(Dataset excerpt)
—————

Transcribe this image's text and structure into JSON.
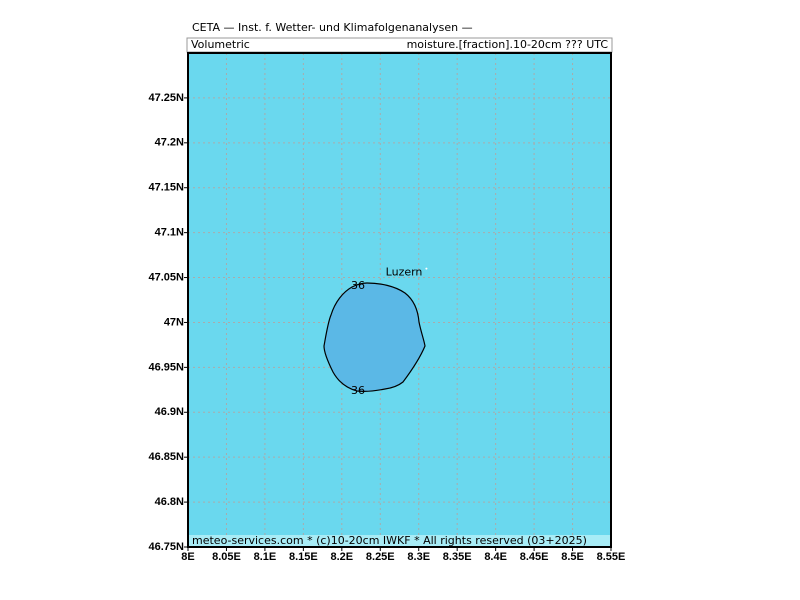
{
  "chart_data": {
    "type": "map",
    "title": "CETA — Inst. f. Wetter- und Klimafolgenanalysen —",
    "subtitle_left": "Volumetric",
    "subtitle_right": "moisture.[fraction].10-20cm ??? UTC",
    "footer": "meteo-services.com * (c)10-20cm IWKF * All rights reserved (03+2025)",
    "xlim": [
      8,
      8.55
    ],
    "ylim": [
      46.75,
      47.3
    ],
    "xticks": [
      {
        "value": 8,
        "label": "8E"
      },
      {
        "value": 8.05,
        "label": "8.05E"
      },
      {
        "value": 8.1,
        "label": "8.1E"
      },
      {
        "value": 8.15,
        "label": "8.15E"
      },
      {
        "value": 8.2,
        "label": "8.2E"
      },
      {
        "value": 8.25,
        "label": "8.25E"
      },
      {
        "value": 8.3,
        "label": "8.3E"
      },
      {
        "value": 8.35,
        "label": "8.35E"
      },
      {
        "value": 8.4,
        "label": "8.4E"
      },
      {
        "value": 8.45,
        "label": "8.45E"
      },
      {
        "value": 8.5,
        "label": "8.5E"
      },
      {
        "value": 8.55,
        "label": "8.55E"
      }
    ],
    "yticks": [
      {
        "value": 46.75,
        "label": "46.75N"
      },
      {
        "value": 46.8,
        "label": "46.8N"
      },
      {
        "value": 46.85,
        "label": "46.85N"
      },
      {
        "value": 46.9,
        "label": "46.9N"
      },
      {
        "value": 46.95,
        "label": "46.95N"
      },
      {
        "value": 47,
        "label": "47N"
      },
      {
        "value": 47.05,
        "label": "47.05N"
      },
      {
        "value": 47.1,
        "label": "47.1N"
      },
      {
        "value": 47.15,
        "label": "47.15N"
      },
      {
        "value": 47.2,
        "label": "47.2N"
      },
      {
        "value": 47.25,
        "label": "47.25N"
      }
    ],
    "grid": true,
    "contour_labels": [
      "36",
      "36"
    ],
    "city": {
      "name": "Luzern",
      "lon": 8.31,
      "lat": 47.06
    }
  }
}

—————

* [Given exercise]
Each entry should be repeated exactly as it appears; the pictures stay out.

* [Result for this exercise]
Transcribe this image's text and structure into JSON.
{
  "chart_data": {
    "type": "map",
    "title": "CETA — Inst. f. Wetter- und Klimafolgenanalysen —",
    "subtitle_left": "Volumetric",
    "subtitle_right": "moisture.[fraction].10-20cm ??? UTC",
    "footer": "meteo-services.com * (c)10-20cm IWKF * All rights reserved (03+2025)",
    "xlim": [
      8,
      8.55
    ],
    "ylim": [
      46.75,
      47.3
    ],
    "xticks": [
      {
        "value": 8,
        "label": "8E"
      },
      {
        "value": 8.05,
        "label": "8.05E"
      },
      {
        "value": 8.1,
        "label": "8.1E"
      },
      {
        "value": 8.15,
        "label": "8.15E"
      },
      {
        "value": 8.2,
        "label": "8.2E"
      },
      {
        "value": 8.25,
        "label": "8.25E"
      },
      {
        "value": 8.3,
        "label": "8.3E"
      },
      {
        "value": 8.35,
        "label": "8.35E"
      },
      {
        "value": 8.4,
        "label": "8.4E"
      },
      {
        "value": 8.45,
        "label": "8.45E"
      },
      {
        "value": 8.5,
        "label": "8.5E"
      },
      {
        "value": 8.55,
        "label": "8.55E"
      }
    ],
    "yticks": [
      {
        "value": 46.75,
        "label": "46.75N"
      },
      {
        "value": 46.8,
        "label": "46.8N"
      },
      {
        "value": 46.85,
        "label": "46.85N"
      },
      {
        "value": 46.9,
        "label": "46.9N"
      },
      {
        "value": 46.95,
        "label": "46.95N"
      },
      {
        "value": 47,
        "label": "47N"
      },
      {
        "value": 47.05,
        "label": "47.05N"
      },
      {
        "value": 47.1,
        "label": "47.1N"
      },
      {
        "value": 47.15,
        "label": "47.15N"
      },
      {
        "value": 47.2,
        "label": "47.2N"
      },
      {
        "value": 47.25,
        "label": "47.25N"
      }
    ],
    "grid": true,
    "contour_labels": [
      "36",
      "36"
    ],
    "city": {
      "name": "Luzern",
      "lon": 8.31,
      "lat": 47.06
    }
  }
}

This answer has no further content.